* [WHAT THIS TASK INVOLVES] Transcribe the material below exactly as it appears.

* [DATASET EXCERPTS]
— BEGIN —

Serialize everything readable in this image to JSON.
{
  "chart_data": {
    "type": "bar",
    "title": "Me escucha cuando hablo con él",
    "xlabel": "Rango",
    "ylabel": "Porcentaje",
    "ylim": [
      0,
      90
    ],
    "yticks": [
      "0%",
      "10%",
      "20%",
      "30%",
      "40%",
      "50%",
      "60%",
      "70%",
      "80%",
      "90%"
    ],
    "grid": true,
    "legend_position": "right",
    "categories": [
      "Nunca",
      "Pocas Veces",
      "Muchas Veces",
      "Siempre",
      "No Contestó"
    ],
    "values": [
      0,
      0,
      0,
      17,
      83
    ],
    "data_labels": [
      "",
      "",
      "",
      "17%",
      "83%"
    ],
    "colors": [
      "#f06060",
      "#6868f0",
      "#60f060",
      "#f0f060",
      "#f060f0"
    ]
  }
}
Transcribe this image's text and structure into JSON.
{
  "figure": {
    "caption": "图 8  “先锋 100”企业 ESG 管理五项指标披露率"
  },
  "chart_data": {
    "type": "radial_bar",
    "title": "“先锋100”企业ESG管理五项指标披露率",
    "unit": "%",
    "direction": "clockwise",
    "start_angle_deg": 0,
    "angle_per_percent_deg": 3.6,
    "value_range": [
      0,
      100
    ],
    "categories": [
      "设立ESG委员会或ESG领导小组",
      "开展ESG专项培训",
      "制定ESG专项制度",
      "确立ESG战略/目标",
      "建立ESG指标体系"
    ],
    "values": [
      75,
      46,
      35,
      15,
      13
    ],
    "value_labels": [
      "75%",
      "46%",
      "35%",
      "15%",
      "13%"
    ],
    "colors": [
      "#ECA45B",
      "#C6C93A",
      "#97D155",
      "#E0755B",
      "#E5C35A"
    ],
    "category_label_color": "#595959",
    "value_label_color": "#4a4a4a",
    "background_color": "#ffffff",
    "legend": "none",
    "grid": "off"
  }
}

— END —

* [IN RESPONSE]
Serialize everything readable in this image to JSON.
{
  "chart_data": {
    "type": "bar",
    "title": "Me escucha cuando hablo con él",
    "xlabel": "Rango",
    "ylabel": "Porcentaje",
    "ylim": [
      0,
      90
    ],
    "yticks": [
      "0%",
      "10%",
      "20%",
      "30%",
      "40%",
      "50%",
      "60%",
      "70%",
      "80%",
      "90%"
    ],
    "grid": true,
    "legend_position": "right",
    "categories": [
      "Nunca",
      "Pocas Veces",
      "Muchas Veces",
      "Siempre",
      "No Contestó"
    ],
    "values": [
      0,
      0,
      0,
      17,
      83
    ],
    "data_labels": [
      "",
      "",
      "",
      "17%",
      "83%"
    ],
    "colors": [
      "#f06060",
      "#6868f0",
      "#60f060",
      "#f0f060",
      "#f060f0"
    ]
  }
}
Transcribe this image's text and structure into JSON.
{
  "figure": {
    "caption": "图 8  “先锋 100”企业 ESG 管理五项指标披露率"
  },
  "chart_data": {
    "type": "radial_bar",
    "title": "“先锋100”企业ESG管理五项指标披露率",
    "unit": "%",
    "direction": "clockwise",
    "start_angle_deg": 0,
    "angle_per_percent_deg": 3.6,
    "value_range": [
      0,
      100
    ],
    "categories": [
      "设立ESG委员会或ESG领导小组",
      "开展ESG专项培训",
      "制定ESG专项制度",
      "确立ESG战略/目标",
      "建立ESG指标体系"
    ],
    "values": [
      75,
      46,
      35,
      15,
      13
    ],
    "value_labels": [
      "75%",
      "46%",
      "35%",
      "15%",
      "13%"
    ],
    "colors": [
      "#ECA45B",
      "#C6C93A",
      "#97D155",
      "#E0755B",
      "#E5C35A"
    ],
    "category_label_color": "#595959",
    "value_label_color": "#4a4a4a",
    "background_color": "#ffffff",
    "legend": "none",
    "grid": "off"
  }
}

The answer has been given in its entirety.